(STATED PROBLEM):
Copy out every line that contains the word "PROSPERITY".

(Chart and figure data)
====

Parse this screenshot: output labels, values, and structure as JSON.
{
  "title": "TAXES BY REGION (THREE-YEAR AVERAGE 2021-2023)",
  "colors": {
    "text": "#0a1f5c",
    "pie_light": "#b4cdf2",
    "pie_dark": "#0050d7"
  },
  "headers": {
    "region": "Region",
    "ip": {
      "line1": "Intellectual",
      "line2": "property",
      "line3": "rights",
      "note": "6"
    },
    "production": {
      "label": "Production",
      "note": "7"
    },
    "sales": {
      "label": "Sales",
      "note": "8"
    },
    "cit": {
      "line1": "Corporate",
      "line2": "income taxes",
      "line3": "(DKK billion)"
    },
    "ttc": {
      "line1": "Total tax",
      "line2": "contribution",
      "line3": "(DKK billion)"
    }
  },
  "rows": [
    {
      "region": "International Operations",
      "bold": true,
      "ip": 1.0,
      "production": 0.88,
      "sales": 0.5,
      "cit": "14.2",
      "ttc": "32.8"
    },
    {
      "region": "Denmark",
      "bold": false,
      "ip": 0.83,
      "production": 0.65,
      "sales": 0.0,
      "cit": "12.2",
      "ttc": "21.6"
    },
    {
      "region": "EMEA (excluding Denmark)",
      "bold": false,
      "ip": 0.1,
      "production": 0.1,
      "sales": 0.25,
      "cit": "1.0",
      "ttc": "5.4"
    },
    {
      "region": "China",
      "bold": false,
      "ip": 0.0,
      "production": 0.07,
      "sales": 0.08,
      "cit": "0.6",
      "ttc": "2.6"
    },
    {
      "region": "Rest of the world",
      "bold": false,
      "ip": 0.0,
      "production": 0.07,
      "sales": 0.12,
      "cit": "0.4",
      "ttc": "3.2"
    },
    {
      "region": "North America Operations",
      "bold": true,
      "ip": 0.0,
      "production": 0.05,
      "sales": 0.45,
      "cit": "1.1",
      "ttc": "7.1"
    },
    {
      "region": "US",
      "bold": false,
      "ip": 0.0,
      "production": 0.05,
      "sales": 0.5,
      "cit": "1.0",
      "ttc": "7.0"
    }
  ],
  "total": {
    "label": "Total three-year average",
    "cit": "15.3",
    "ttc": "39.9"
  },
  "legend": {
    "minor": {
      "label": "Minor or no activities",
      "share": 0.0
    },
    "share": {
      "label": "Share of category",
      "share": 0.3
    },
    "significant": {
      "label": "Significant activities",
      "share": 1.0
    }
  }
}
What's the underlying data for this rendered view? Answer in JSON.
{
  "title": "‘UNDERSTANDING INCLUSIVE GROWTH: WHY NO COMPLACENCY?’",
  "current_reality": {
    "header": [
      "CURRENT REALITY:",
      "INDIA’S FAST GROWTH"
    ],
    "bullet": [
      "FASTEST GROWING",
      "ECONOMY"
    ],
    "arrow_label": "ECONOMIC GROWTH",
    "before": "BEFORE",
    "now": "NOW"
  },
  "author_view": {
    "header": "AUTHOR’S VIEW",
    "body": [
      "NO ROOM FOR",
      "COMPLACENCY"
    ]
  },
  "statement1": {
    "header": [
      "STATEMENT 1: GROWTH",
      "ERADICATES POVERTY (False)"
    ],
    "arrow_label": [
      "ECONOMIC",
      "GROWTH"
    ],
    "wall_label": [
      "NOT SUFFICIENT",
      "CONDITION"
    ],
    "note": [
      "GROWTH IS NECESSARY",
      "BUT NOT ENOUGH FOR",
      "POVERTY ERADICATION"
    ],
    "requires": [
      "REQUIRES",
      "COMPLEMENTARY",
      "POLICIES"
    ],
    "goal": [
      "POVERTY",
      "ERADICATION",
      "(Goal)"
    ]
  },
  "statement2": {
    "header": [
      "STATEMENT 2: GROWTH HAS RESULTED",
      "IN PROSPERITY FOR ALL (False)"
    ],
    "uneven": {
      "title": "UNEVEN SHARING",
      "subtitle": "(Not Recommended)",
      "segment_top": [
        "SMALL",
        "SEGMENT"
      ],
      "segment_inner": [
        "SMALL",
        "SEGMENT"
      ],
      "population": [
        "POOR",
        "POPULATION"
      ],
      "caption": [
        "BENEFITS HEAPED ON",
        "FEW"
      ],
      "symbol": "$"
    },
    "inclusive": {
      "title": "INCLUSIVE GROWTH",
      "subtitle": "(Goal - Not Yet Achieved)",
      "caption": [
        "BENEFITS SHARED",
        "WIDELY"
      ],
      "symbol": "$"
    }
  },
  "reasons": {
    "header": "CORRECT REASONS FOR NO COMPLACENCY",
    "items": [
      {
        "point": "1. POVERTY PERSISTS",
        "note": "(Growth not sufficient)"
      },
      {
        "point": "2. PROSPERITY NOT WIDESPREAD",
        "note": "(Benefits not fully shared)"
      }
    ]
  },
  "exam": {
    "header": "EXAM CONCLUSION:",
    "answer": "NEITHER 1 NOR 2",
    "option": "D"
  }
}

====

(RESPONSE):
      "IN PROSPERITY FOR ALL (False)"
        "point": "2. PROSPERITY NOT WIDESPREAD",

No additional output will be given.